### 文档片段
*****
N-gram + Tf-idf + Catboost

n-gram（n 元语法），可以看作是一种文本分词方法，对于"I love you"这句话“：

Unigram: ｛I，love，you｝
Bi-gram：｛（I，love），（love，you）｝
Tri-gram：｛（I，love，you）｝

n-gram 基于马尔可夫链假设，用马尔可夫链假设解释：

Unigram：每个词出现的概率独立，与其他词无关。
Bi-gram：一个词出现的概率与它其前一个词相关。
Tri-gram：一个词出现的概率与它其前两个词相关。

基于马尔可夫链假设，可以加大简化概率计算。假设有一个由 m 个词组成的序列\(w_1,w_2, ..., w_m\)，则该序列出现的概率可记为\(P(w_1, w_2, w_3, ..., w_{m})\)，转换为条件概率计算：
\(p(w_1,w_2,.·,w_m）=p(w_1)*p(w_2|w_1)*p(w_3|w_1,w_2)...*p(w_m|w_1,..,w_{m-1})\)
*****
### 提取材料

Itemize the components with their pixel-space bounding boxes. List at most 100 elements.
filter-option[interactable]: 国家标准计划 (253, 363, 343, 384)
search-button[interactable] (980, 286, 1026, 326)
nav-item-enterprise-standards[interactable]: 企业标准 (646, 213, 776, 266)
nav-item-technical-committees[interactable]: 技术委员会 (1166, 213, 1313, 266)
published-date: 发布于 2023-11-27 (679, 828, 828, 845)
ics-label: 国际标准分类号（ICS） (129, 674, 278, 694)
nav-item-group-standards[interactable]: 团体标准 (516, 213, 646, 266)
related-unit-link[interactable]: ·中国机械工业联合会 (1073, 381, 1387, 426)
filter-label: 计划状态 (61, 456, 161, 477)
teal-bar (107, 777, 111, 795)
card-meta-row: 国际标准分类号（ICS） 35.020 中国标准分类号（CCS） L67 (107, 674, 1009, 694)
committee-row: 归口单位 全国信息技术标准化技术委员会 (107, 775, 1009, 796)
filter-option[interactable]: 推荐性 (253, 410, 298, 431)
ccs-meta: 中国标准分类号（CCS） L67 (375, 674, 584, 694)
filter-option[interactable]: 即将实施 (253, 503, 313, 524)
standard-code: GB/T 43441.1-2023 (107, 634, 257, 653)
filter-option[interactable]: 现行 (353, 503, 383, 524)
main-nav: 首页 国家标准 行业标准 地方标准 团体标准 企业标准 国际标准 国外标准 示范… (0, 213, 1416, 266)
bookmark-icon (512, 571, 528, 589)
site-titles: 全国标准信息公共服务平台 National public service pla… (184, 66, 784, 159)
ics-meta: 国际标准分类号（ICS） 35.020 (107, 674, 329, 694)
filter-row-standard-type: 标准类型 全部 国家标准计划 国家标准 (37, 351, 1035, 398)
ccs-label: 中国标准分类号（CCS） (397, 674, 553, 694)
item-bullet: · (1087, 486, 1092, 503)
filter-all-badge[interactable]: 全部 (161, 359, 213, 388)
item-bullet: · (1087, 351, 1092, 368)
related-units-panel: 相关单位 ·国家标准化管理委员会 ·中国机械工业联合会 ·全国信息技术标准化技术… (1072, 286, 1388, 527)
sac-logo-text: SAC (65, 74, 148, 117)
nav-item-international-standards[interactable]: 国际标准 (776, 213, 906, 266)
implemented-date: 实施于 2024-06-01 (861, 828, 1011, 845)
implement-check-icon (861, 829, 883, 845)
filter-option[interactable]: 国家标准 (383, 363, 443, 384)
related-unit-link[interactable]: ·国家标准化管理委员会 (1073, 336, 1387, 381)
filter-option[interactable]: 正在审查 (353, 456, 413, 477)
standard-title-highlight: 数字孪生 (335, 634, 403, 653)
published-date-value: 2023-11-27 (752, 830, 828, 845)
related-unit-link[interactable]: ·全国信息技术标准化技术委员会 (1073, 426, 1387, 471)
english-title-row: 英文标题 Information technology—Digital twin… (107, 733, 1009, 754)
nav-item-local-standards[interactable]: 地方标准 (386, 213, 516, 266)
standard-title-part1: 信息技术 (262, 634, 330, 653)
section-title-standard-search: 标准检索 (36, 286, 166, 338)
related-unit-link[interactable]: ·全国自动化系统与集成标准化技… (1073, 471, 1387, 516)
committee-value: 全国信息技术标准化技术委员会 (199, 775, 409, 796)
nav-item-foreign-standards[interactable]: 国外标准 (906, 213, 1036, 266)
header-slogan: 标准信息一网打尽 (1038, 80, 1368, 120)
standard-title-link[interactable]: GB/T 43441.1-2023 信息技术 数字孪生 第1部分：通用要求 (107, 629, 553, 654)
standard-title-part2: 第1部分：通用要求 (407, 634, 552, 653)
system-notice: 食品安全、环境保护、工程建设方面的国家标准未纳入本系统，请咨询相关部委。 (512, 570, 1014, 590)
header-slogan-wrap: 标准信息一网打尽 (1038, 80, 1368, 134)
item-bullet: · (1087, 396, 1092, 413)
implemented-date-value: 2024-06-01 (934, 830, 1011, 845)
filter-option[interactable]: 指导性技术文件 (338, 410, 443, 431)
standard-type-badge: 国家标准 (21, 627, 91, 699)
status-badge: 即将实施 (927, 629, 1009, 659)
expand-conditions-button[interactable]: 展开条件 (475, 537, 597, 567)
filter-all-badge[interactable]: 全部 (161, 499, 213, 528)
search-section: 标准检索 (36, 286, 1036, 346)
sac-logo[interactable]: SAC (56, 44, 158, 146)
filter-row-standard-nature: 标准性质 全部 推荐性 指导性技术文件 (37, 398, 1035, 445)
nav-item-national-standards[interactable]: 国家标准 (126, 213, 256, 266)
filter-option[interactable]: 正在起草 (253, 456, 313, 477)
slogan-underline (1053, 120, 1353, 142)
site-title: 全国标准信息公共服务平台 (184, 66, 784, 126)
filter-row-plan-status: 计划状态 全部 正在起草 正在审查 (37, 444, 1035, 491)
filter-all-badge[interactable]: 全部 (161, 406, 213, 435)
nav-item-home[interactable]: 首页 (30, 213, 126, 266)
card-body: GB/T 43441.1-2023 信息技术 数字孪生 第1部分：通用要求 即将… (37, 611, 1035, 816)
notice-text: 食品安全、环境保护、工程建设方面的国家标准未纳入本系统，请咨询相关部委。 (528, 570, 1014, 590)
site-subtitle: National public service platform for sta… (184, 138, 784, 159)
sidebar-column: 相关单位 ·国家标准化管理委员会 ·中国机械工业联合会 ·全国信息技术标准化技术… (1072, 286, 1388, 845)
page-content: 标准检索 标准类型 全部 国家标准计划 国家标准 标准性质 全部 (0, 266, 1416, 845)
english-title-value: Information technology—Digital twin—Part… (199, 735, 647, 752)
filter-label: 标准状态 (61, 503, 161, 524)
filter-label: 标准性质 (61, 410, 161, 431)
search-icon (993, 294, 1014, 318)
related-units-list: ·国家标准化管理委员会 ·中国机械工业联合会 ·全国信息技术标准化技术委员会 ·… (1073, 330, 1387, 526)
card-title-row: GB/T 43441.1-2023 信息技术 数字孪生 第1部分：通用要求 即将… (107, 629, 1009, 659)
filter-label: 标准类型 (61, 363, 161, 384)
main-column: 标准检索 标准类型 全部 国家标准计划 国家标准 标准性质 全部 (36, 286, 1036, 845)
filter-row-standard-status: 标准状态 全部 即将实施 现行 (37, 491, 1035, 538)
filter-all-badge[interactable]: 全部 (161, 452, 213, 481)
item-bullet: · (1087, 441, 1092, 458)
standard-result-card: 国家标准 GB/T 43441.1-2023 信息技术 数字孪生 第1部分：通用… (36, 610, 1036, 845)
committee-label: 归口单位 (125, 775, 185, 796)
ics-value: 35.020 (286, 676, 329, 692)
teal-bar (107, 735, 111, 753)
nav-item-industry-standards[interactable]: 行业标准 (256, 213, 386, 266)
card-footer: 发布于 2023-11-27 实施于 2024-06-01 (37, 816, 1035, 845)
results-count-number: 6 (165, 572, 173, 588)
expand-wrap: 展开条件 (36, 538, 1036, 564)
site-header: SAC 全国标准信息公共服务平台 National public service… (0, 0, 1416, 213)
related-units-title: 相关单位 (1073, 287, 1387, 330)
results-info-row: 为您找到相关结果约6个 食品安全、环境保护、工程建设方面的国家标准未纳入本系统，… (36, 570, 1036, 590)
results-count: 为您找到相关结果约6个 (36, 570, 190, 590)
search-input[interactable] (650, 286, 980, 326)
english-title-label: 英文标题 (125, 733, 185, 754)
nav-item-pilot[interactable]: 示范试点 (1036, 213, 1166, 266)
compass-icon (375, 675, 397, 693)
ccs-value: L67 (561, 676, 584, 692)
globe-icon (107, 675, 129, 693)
*****
### 任务条目 A
判断下列说法是否符合这段关于 n-gram 的文档片段，逐条回答"是"或"否"，并原样引用片段中起决定作用的语句：(i) 在 Bi-gram 中，一个词出现的概率与它前一个词相关；(ii) 在 Unigram 中，一个词出现的概率取决于它前两个词；(iii) 对"I love you"这句话，Tri-gram 切分出两个元组。
### 任务条目 B
从这段 n-gram 文档片段的条件概率公式之后接着写下去。
材料不参与作答。

### 参考答案 A
(i) 是。"Bi-gram：一个词出现的概率与它其前一个词相关。"
(ii) 否。"Unigram：每个词出现的概率独立，与其他词无关。"
(iii) 否。"Tri-gram：｛（I，love，you）｝"

### 参考答案 B
引入马尔可夫链假设：

Unigram，每个词出现的概率独立，与其他词无关：\(p(w_1,w_2,.·,w_n）=p(w_1)*p(w_2)*p(w_3)*...p(w_m)\)
Bi-gram，每个词出现的概率与前一个词有关：\(p(w_1,w_2,.·,w_n）=p(w_1)*p(w_2|w_1)*p(w_3|w_2)...*p(w_m|w_{m-1})\)'
Tri-gram，每个词出现的概率与它其前两个词相关：\(p(w_1,w_2,.·,w_n）=p(w_1)*p(w_2|w_1)*p(w_3|w_1,w_2)...*p(w_m|w_{m-2},w_{m-1})\)

之后概率计算转换为频率计算：

\(p(w_m|w_{m-1})\)为序列 \((w_{m-1}, w_m)\)在句子中出现的频率除以词\(w_{m-1}\)在句子中出现的频率。

######### TfidfVectorizer
# 下面这段代码运行时间较久
tf_idf = TfidfVectorizer(max_features=100, lowercase=True, ngram_range=(1, 3))
x_train_trans = tf_idf.fit_transform(x_train)
x_test_trans = tf_idf.transform(x_test)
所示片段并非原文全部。